- Task instructions -
Repeat the whole listing exactly as written.

- Record excerpts -
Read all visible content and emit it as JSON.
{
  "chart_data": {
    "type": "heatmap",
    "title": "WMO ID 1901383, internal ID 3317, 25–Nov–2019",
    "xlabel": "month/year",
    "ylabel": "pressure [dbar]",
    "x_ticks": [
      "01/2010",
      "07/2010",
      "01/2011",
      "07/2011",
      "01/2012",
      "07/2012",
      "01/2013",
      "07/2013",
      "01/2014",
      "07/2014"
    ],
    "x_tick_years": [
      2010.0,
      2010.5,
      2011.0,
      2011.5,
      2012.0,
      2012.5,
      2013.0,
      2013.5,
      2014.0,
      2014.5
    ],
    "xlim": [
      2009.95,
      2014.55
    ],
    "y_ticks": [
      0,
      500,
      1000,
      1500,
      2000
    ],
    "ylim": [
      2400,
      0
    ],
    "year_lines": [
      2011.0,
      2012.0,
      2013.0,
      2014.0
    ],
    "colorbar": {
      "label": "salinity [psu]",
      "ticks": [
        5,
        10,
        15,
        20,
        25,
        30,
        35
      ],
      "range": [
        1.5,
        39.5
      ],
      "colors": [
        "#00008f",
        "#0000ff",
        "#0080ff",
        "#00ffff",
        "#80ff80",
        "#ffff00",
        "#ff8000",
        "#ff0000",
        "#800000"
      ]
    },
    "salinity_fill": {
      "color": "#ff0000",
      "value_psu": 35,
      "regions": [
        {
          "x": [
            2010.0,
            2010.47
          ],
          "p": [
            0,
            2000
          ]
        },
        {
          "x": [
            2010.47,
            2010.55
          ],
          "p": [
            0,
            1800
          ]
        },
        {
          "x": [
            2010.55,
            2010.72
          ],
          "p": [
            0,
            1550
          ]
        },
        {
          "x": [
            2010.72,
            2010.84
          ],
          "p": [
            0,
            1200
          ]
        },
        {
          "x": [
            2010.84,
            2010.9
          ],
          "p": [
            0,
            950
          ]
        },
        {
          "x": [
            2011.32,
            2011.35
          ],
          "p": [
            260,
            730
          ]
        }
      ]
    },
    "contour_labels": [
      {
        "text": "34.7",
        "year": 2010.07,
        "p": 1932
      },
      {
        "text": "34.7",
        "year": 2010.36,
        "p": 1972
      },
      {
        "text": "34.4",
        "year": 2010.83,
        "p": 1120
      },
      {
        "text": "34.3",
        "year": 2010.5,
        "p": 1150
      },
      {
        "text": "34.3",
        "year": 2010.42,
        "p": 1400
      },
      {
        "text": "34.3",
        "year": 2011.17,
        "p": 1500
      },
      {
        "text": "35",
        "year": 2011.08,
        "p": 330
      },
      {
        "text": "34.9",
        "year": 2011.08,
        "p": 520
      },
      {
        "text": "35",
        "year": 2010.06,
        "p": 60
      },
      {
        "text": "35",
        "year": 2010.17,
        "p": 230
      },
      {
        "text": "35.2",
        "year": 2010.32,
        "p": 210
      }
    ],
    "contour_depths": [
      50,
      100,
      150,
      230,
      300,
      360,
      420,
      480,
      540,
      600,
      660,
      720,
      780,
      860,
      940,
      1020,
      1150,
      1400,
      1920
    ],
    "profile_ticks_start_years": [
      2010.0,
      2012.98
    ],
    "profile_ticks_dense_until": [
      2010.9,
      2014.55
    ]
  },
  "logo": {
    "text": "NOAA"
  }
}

- Solved exercise -
Read all visible content and emit it as JSON.
{
  "chart_data": {
    "type": "heatmap",
    "title": "WMO ID 1901383, internal ID 3317, 25–Nov–2019",
    "xlabel": "month/year",
    "ylabel": "pressure [dbar]",
    "x_ticks": [
      "01/2010",
      "07/2010",
      "01/2011",
      "07/2011",
      "01/2012",
      "07/2012",
      "01/2013",
      "07/2013",
      "01/2014",
      "07/2014"
    ],
    "x_tick_years": [
      2010.0,
      2010.5,
      2011.0,
      2011.5,
      2012.0,
      2012.5,
      2013.0,
      2013.5,
      2014.0,
      2014.5
    ],
    "xlim": [
      2009.95,
      2014.55
    ],
    "y_ticks": [
      0,
      500,
      1000,
      1500,
      2000
    ],
    "ylim": [
      2400,
      0
    ],
    "year_lines": [
      2011.0,
      2012.0,
      2013.0,
      2014.0
    ],
    "colorbar": {
      "label": "salinity [psu]",
      "ticks": [
        5,
        10,
        15,
        20,
        25,
        30,
        35
      ],
      "range": [
        1.5,
        39.5
      ],
      "colors": [
        "#00008f",
        "#0000ff",
        "#0080ff",
        "#00ffff",
        "#80ff80",
        "#ffff00",
        "#ff8000",
        "#ff0000",
        "#800000"
      ]
    },
    "salinity_fill": {
      "color": "#ff0000",
      "value_psu": 35,
      "regions": [
        {
          "x": [
            2010.0,
            2010.47
          ],
          "p": [
            0,
            2000
          ]
        },
        {
          "x": [
            2010.47,
            2010.55
          ],
          "p": [
            0,
            1800
          ]
        },
        {
          "x": [
            2010.55,
            2010.72
          ],
          "p": [
            0,
            1550
          ]
        },
        {
          "x": [
            2010.72,
            2010.84
          ],
          "p": [
            0,
            1200
          ]
        },
        {
          "x": [
            2010.84,
            2010.9
          ],
          "p": [
            0,
            950
          ]
        },
        {
          "x": [
            2011.32,
            2011.35
          ],
          "p": [
            260,
            730
          ]
        }
      ]
    },
    "contour_labels": [
      {
        "text": "34.7",
        "year": 2010.07,
        "p": 1932
      },
      {
        "text": "34.7",
        "year": 2010.36,
        "p": 1972
      },
      {
        "text": "34.4",
        "year": 2010.83,
        "p": 1120
      },
      {
        "text": "34.3",
        "year": 2010.5,
        "p": 1150
      },
      {
        "text": "34.3",
        "year": 2010.42,
        "p": 1400
      },
      {
        "text": "34.3",
        "year": 2011.17,
        "p": 1500
      },
      {
        "text": "35",
        "year": 2011.08,
        "p": 330
      },
      {
        "text": "34.9",
        "year": 2011.08,
        "p": 520
      },
      {
        "text": "35",
        "year": 2010.06,
        "p": 60
      },
      {
        "text": "35",
        "year": 2010.17,
        "p": 230
      },
      {
        "text": "35.2",
        "year": 2010.32,
        "p": 210
      }
    ],
    "contour_depths": [
      50,
      100,
      150,
      230,
      300,
      360,
      420,
      480,
      540,
      600,
      660,
      720,
      780,
      860,
      940,
      1020,
      1150,
      1400,
      1920
    ],
    "profile_ticks_start_years": [
      2010.0,
      2012.98
    ],
    "profile_ticks_dense_until": [
      2010.9,
      2014.55
    ]
  },
  "logo": {
    "text": "NOAA"
  }
}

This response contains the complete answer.